**THE TASK**: Copy each line of the listing below exactly.

**INFORMATION GIVEN**:
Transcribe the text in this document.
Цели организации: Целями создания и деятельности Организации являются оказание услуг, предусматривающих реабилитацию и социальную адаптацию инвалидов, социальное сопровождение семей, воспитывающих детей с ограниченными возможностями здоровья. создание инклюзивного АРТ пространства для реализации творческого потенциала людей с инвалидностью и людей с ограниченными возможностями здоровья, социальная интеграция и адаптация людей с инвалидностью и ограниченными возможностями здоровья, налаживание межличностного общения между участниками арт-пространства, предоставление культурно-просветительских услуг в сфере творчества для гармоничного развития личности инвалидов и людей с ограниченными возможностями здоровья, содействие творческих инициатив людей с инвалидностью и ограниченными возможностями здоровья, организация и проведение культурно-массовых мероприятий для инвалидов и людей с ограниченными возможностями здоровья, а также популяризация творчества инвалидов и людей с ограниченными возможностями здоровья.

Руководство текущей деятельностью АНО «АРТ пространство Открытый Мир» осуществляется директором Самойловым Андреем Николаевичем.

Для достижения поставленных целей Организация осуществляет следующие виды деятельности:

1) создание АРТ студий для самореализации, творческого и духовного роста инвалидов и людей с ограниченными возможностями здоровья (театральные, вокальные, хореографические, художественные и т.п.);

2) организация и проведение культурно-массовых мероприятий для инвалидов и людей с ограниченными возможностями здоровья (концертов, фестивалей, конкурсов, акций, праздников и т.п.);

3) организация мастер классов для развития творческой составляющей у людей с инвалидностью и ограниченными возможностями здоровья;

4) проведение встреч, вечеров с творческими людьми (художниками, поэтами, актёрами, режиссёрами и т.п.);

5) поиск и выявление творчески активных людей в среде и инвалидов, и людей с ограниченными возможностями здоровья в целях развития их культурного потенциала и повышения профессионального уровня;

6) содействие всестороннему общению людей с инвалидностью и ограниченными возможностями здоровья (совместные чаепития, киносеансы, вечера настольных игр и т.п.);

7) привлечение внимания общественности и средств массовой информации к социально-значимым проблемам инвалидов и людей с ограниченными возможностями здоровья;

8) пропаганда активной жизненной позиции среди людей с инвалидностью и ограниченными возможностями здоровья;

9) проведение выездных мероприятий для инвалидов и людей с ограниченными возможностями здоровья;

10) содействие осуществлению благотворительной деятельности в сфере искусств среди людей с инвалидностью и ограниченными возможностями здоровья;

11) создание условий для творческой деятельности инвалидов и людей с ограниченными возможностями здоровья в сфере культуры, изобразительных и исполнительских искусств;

**WORKED ANSWER**:
Transcribe the text in this document.
Цели организации: Целями создания и деятельности Организации являются оказание услуг, предусматривающих реабилитацию и социальную адаптацию инвалидов, социальное сопровождение семей, воспитывающих детей с ограниченными возможностями здоровья. создание инклюзивного АРТ пространства для реализации творческого потенциала людей с инвалидностью и людей с ограниченными возможностями здоровья, социальная интеграция и адаптация людей с инвалидностью и ограниченными возможностями здоровья, налаживание межличностного общения между участниками арт-пространства, предоставление культурно-просветительских услуг в сфере творчества для гармоничного развития личности инвалидов и людей с ограниченными возможностями здоровья, содействие творческих инициатив людей с инвалидностью и ограниченными возможностями здоровья, организация и проведение культурно-массовых мероприятий для инвалидов и людей с ограниченными возможностями здоровья, а также популяризация творчества инвалидов и людей с ограниченными возможностями здоровья.

Руководство текущей деятельностью АНО «АРТ пространство Открытый Мир» осуществляется директором Самойловым Андреем Николаевичем.

Для достижения поставленных целей Организация осуществляет следующие виды деятельности:

1) создание АРТ студий для самореализации, творческого и духовного роста инвалидов и людей с ограниченными возможностями здоровья (театральные, вокальные, хореографические, художественные и т.п.);

2) организация и проведение культурно-массовых мероприятий для инвалидов и людей с ограниченными возможностями здоровья (концертов, фестивалей, конкурсов, акций, праздников и т.п.);

3) организация мастер классов для развития творческой составляющей у людей с инвалидностью и ограниченными возможностями здоровья;

4) проведение встреч, вечеров с творческими людьми (художниками, поэтами, актёрами, режиссёрами и т.п.);

5) поиск и выявление творчески активных людей в среде и инвалидов, и людей с ограниченными возможностями здоровья в целях развития их культурного потенциала и повышения профессионального уровня;

6) содействие всестороннему общению людей с инвалидностью и ограниченными возможностями здоровья (совместные чаепития, киносеансы, вечера настольных игр и т.п.);

7) привлечение внимания общественности и средств массовой информации к социально-значимым проблемам инвалидов и людей с ограниченными возможностями здоровья;

8) пропаганда активной жизненной позиции среди людей с инвалидностью и ограниченными возможностями здоровья;

9) проведение выездных мероприятий для инвалидов и людей с ограниченными возможностями здоровья;

10) содействие осуществлению благотворительной деятельности в сфере искусств среди людей с инвалидностью и ограниченными возможностями здоровья;

11) создание условий для творческой деятельности инвалидов и людей с ограниченными возможностями здоровья в сфере культуры, изобразительных и исполнительских искусств;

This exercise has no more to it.